Review the material and extract every line in which the word "التالية" occurs.

⁂

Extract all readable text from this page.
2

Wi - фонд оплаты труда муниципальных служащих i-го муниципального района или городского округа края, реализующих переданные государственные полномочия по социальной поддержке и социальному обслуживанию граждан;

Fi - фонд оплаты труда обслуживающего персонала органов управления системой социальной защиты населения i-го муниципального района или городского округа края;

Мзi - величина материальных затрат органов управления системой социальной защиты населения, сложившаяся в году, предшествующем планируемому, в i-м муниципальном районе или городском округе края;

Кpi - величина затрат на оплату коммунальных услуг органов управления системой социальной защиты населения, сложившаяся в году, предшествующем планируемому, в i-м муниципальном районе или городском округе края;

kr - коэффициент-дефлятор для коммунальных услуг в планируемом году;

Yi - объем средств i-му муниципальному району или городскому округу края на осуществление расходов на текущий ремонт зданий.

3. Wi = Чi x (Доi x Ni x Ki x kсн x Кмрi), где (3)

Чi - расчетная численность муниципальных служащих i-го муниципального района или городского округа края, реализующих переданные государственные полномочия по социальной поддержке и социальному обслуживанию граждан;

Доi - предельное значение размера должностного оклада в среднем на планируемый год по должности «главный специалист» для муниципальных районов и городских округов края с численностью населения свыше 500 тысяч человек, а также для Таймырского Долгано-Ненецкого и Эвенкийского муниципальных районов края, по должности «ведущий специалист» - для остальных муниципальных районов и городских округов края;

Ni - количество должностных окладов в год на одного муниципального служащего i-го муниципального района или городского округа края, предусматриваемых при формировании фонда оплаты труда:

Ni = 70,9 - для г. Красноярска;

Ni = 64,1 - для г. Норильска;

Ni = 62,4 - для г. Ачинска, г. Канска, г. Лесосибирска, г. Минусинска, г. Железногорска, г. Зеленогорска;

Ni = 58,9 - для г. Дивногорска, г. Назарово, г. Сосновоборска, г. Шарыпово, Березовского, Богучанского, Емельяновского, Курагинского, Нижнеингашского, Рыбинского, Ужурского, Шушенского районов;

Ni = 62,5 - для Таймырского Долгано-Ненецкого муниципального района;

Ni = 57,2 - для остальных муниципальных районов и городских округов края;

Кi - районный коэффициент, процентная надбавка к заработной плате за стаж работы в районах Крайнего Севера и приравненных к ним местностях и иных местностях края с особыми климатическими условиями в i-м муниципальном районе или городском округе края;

⁂

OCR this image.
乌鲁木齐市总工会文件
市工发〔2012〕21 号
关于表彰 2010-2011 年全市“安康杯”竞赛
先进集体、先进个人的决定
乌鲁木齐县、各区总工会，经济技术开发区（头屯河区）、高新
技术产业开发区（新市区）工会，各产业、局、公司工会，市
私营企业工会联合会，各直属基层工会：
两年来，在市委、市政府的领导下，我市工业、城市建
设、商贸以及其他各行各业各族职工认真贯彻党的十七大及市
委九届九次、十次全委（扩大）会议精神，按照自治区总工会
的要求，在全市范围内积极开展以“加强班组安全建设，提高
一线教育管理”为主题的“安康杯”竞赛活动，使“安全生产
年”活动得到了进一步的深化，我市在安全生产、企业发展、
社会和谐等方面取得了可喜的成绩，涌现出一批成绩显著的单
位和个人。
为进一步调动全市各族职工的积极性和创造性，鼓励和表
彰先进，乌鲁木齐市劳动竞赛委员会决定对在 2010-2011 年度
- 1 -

⁂

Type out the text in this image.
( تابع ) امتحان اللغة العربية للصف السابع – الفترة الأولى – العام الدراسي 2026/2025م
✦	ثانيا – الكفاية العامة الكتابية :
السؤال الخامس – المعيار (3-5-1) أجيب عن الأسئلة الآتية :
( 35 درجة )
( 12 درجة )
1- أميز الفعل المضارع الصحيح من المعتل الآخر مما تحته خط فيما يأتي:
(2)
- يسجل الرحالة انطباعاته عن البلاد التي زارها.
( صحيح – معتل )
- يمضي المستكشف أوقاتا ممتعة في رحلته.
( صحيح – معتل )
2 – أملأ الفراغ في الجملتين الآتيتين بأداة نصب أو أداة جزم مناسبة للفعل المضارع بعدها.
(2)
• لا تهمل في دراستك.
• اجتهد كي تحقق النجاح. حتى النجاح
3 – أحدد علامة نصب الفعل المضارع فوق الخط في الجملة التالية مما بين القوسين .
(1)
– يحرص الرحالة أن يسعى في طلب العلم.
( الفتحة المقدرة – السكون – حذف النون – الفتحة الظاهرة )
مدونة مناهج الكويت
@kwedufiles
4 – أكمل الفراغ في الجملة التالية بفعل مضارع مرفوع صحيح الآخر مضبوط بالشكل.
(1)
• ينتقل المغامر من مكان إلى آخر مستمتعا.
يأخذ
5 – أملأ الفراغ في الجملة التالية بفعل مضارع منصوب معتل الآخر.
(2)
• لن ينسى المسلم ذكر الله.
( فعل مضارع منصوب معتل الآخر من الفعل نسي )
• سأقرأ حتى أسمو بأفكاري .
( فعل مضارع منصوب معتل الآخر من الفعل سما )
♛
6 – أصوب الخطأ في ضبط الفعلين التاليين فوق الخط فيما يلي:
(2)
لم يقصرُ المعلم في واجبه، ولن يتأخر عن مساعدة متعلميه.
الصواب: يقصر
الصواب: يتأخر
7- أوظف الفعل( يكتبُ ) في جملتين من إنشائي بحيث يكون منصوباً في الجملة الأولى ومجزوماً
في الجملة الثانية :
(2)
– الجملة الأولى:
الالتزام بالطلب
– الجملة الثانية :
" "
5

⁂

_Response to the task_.
3 – أحدد علامة نصب الفعل المضارع فوق الخط في الجملة التالية مما بين القوسين .
4 – أكمل الفراغ في الجملة التالية بفعل مضارع مرفوع صحيح الآخر مضبوط بالشكل.
5 – أملأ الفراغ في الجملة التالية بفعل مضارع منصوب معتل الآخر.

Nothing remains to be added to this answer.